**Given task**. Each line containing the word "franchised" must be reported.

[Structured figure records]
◇ ◇ ◇ ◇

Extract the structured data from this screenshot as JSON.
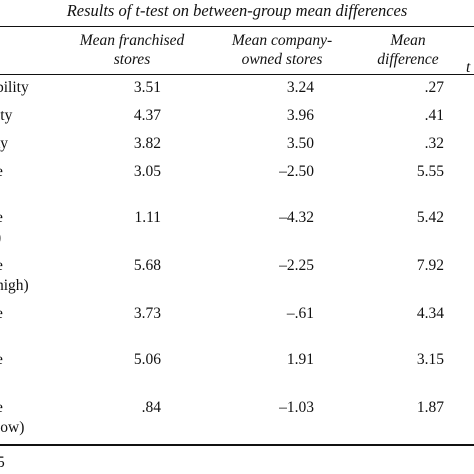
{
  "caption": "Results of t-test on between-group mean differences",
  "headers": {
    "col1": [
      "Mean franchised",
      "stores"
    ],
    "col2": [
      "Mean company-",
      "owned stores"
    ],
    "col3": [
      "Mean",
      "difference"
    ]
  },
  "rows": [
    {
      "label": "bility",
      "sub": "",
      "franchised": "3.51",
      "company": "3.24",
      "diff": ".27"
    },
    {
      "label": "ity",
      "sub": "",
      "franchised": "4.37",
      "company": "3.96",
      "diff": ".41"
    },
    {
      "label": "ty",
      "sub": "",
      "franchised": "3.82",
      "company": "3.50",
      "diff": ".32"
    },
    {
      "label": "e",
      "sub": "",
      "franchised": "3.05",
      "company": "–2.50",
      "diff": "5.55"
    },
    {
      "label": "e",
      "sub": ")",
      "franchised": "1.11",
      "company": "–4.32",
      "diff": "5.42"
    },
    {
      "label": "e",
      "sub": "high)",
      "franchised": "5.68",
      "company": "–2.25",
      "diff": "7.92"
    },
    {
      "label": "e",
      "sub": "",
      "franchised": "3.73",
      "company": "–.61",
      "diff": "4.34"
    },
    {
      "label": "e",
      "sub": "",
      "franchised": "5.06",
      "company": "1.91",
      "diff": "3.15"
    },
    {
      "label": "e",
      "sub": "low)",
      "franchised": ".84",
      "company": "–1.03",
      "diff": "1.87"
    }
  ],
  "footnote_fragment": "5"
}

◇ ◇ ◇ ◇

**Expected output**.
      "Mean franchised",
      "franchised": "3.51",
      "franchised": "4.37",
      "franchised": "3.82",
      "franchised": "3.05",
      "franchised": "1.11",
      "franchised": "5.68",
      "franchised": "3.73",
      "franchised": "5.06",
      "franchised": ".84",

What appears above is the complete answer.